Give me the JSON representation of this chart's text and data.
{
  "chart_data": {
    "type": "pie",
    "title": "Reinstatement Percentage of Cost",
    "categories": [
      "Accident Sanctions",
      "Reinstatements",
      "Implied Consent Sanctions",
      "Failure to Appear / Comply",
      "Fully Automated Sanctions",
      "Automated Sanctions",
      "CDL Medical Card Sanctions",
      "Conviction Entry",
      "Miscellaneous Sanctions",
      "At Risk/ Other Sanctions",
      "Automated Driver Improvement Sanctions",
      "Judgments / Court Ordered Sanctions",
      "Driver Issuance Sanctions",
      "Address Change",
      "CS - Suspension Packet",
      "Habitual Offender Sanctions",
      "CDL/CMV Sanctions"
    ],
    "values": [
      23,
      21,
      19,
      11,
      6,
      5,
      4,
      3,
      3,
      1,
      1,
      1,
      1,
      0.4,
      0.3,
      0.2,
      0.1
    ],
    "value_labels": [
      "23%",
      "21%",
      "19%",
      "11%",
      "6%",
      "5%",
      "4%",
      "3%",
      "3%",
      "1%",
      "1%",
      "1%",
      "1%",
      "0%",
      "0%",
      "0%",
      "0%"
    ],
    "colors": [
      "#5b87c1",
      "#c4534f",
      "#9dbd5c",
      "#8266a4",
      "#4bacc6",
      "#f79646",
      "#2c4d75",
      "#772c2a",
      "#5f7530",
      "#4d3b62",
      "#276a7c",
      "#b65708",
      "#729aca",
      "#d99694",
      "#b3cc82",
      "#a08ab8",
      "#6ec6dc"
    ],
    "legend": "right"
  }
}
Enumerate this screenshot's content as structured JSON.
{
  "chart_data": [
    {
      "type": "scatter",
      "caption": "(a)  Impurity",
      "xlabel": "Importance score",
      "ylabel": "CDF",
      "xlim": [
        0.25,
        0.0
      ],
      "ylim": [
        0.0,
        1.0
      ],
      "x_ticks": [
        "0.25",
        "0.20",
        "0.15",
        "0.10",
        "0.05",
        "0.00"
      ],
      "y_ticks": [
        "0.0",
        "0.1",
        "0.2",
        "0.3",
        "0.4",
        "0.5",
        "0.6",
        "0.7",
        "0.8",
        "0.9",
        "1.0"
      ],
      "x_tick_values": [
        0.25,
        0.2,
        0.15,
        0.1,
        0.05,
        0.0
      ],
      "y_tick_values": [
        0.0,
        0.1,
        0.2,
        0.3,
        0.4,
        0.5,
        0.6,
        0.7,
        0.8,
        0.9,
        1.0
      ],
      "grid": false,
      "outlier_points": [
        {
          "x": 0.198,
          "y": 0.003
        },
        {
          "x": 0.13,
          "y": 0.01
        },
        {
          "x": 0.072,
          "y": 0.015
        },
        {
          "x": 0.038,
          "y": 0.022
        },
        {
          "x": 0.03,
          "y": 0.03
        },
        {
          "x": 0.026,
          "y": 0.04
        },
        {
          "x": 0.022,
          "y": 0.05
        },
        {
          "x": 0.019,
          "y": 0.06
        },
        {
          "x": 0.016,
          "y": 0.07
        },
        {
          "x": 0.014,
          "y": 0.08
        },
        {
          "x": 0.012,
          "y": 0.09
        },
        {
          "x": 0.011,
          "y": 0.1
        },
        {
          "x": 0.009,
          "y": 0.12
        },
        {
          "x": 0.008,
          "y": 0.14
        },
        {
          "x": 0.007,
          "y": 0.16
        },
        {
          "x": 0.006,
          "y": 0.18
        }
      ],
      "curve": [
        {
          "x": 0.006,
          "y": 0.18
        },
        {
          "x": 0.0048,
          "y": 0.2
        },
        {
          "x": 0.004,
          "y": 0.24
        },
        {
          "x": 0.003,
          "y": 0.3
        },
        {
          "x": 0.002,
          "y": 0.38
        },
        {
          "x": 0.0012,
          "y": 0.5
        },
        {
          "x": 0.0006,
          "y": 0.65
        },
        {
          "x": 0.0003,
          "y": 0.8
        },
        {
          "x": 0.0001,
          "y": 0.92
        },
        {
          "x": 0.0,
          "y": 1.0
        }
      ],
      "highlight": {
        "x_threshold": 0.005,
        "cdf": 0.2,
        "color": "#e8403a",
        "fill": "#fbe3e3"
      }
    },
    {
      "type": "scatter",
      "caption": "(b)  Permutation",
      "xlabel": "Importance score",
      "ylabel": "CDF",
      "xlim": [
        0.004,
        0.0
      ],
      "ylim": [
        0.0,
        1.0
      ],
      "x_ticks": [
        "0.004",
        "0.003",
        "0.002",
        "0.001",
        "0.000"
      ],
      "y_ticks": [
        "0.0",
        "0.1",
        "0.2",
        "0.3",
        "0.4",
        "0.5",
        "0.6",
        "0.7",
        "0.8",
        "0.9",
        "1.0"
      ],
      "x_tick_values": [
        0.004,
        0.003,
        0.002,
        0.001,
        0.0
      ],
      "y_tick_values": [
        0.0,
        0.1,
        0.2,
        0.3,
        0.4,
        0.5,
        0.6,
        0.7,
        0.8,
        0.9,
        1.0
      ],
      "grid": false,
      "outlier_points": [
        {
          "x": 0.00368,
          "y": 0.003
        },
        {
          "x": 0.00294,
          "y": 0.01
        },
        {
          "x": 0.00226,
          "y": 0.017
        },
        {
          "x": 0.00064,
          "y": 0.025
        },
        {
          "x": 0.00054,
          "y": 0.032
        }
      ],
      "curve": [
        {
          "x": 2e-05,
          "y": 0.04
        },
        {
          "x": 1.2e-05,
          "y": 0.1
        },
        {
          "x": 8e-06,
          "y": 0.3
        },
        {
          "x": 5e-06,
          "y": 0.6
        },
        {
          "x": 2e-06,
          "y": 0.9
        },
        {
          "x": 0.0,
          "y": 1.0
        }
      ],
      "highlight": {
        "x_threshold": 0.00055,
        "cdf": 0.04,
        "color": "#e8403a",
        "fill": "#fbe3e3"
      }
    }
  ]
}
-------
**PROBLEM REQUIREMENTS**
Set all of the records down again, exactly as they stand.

**SOLUTION FOR THIS PROBLEM**
Give me the JSON representation of this chart's text and data.
{
  "chart_data": {
    "type": "pie",
    "title": "Reinstatement Percentage of Cost",
    "categories": [
      "Accident Sanctions",
      "Reinstatements",
      "Implied Consent Sanctions",
      "Failure to Appear / Comply",
      "Fully Automated Sanctions",
      "Automated Sanctions",
      "CDL Medical Card Sanctions",
      "Conviction Entry",
      "Miscellaneous Sanctions",
      "At Risk/ Other Sanctions",
      "Automated Driver Improvement Sanctions",
      "Judgments / Court Ordered Sanctions",
      "Driver Issuance Sanctions",
      "Address Change",
      "CS - Suspension Packet",
      "Habitual Offender Sanctions",
      "CDL/CMV Sanctions"
    ],
    "values": [
      23,
      21,
      19,
      11,
      6,
      5,
      4,
      3,
      3,
      1,
      1,
      1,
      1,
      0.4,
      0.3,
      0.2,
      0.1
    ],
    "value_labels": [
      "23%",
      "21%",
      "19%",
      "11%",
      "6%",
      "5%",
      "4%",
      "3%",
      "3%",
      "1%",
      "1%",
      "1%",
      "1%",
      "0%",
      "0%",
      "0%",
      "0%"
    ],
    "colors": [
      "#5b87c1",
      "#c4534f",
      "#9dbd5c",
      "#8266a4",
      "#4bacc6",
      "#f79646",
      "#2c4d75",
      "#772c2a",
      "#5f7530",
      "#4d3b62",
      "#276a7c",
      "#b65708",
      "#729aca",
      "#d99694",
      "#b3cc82",
      "#a08ab8",
      "#6ec6dc"
    ],
    "legend": "right"
  }
}
Enumerate this screenshot's content as structured JSON.
{
  "chart_data": [
    {
      "type": "scatter",
      "caption": "(a)  Impurity",
      "xlabel": "Importance score",
      "ylabel": "CDF",
      "xlim": [
        0.25,
        0.0
      ],
      "ylim": [
        0.0,
        1.0
      ],
      "x_ticks": [
        "0.25",
        "0.20",
        "0.15",
        "0.10",
        "0.05",
        "0.00"
      ],
      "y_ticks": [
        "0.0",
        "0.1",
        "0.2",
        "0.3",
        "0.4",
        "0.5",
        "0.6",
        "0.7",
        "0.8",
        "0.9",
        "1.0"
      ],
      "x_tick_values": [
        0.25,
        0.2,
        0.15,
        0.1,
        0.05,
        0.0
      ],
      "y_tick_values": [
        0.0,
        0.1,
        0.2,
        0.3,
        0.4,
        0.5,
        0.6,
        0.7,
        0.8,
        0.9,
        1.0
      ],
      "grid": false,
      "outlier_points": [
        {
          "x": 0.198,
          "y": 0.003
        },
        {
          "x": 0.13,
          "y": 0.01
        },
        {
          "x": 0.072,
          "y": 0.015
        },
        {
          "x": 0.038,
          "y": 0.022
        },
        {
          "x": 0.03,
          "y": 0.03
        },
        {
          "x": 0.026,
          "y": 0.04
        },
        {
          "x": 0.022,
          "y": 0.05
        },
        {
          "x": 0.019,
          "y": 0.06
        },
        {
          "x": 0.016,
          "y": 0.07
        },
        {
          "x": 0.014,
          "y": 0.08
        },
        {
          "x": 0.012,
          "y": 0.09
        },
        {
          "x": 0.011,
          "y": 0.1
        },
        {
          "x": 0.009,
          "y": 0.12
        },
        {
          "x": 0.008,
          "y": 0.14
        },
        {
          "x": 0.007,
          "y": 0.16
        },
        {
          "x": 0.006,
          "y": 0.18
        }
      ],
      "curve": [
        {
          "x": 0.006,
          "y": 0.18
        },
        {
          "x": 0.0048,
          "y": 0.2
        },
        {
          "x": 0.004,
          "y": 0.24
        },
        {
          "x": 0.003,
          "y": 0.3
        },
        {
          "x": 0.002,
          "y": 0.38
        },
        {
          "x": 0.0012,
          "y": 0.5
        },
        {
          "x": 0.0006,
          "y": 0.65
        },
        {
          "x": 0.0003,
          "y": 0.8
        },
        {
          "x": 0.0001,
          "y": 0.92
        },
        {
          "x": 0.0,
          "y": 1.0
        }
      ],
      "highlight": {
        "x_threshold": 0.005,
        "cdf": 0.2,
        "color": "#e8403a",
        "fill": "#fbe3e3"
      }
    },
    {
      "type": "scatter",
      "caption": "(b)  Permutation",
      "xlabel": "Importance score",
      "ylabel": "CDF",
      "xlim": [
        0.004,
        0.0
      ],
      "ylim": [
        0.0,
        1.0
      ],
      "x_ticks": [
        "0.004",
        "0.003",
        "0.002",
        "0.001",
        "0.000"
      ],
      "y_ticks": [
        "0.0",
        "0.1",
        "0.2",
        "0.3",
        "0.4",
        "0.5",
        "0.6",
        "0.7",
        "0.8",
        "0.9",
        "1.0"
      ],
      "x_tick_values": [
        0.004,
        0.003,
        0.002,
        0.001,
        0.0
      ],
      "y_tick_values": [
        0.0,
        0.1,
        0.2,
        0.3,
        0.4,
        0.5,
        0.6,
        0.7,
        0.8,
        0.9,
        1.0
      ],
      "grid": false,
      "outlier_points": [
        {
          "x": 0.00368,
          "y": 0.003
        },
        {
          "x": 0.00294,
          "y": 0.01
        },
        {
          "x": 0.00226,
          "y": 0.017
        },
        {
          "x": 0.00064,
          "y": 0.025
        },
        {
          "x": 0.00054,
          "y": 0.032
        }
      ],
      "curve": [
        {
          "x": 2e-05,
          "y": 0.04
        },
        {
          "x": 1.2e-05,
          "y": 0.1
        },
        {
          "x": 8e-06,
          "y": 0.3
        },
        {
          "x": 5e-06,
          "y": 0.6
        },
        {
          "x": 2e-06,
          "y": 0.9
        },
        {
          "x": 0.0,
          "y": 1.0
        }
      ],
      "highlight": {
        "x_threshold": 0.00055,
        "cdf": 0.04,
        "color": "#e8403a",
        "fill": "#fbe3e3"
      }
    }
  ]
}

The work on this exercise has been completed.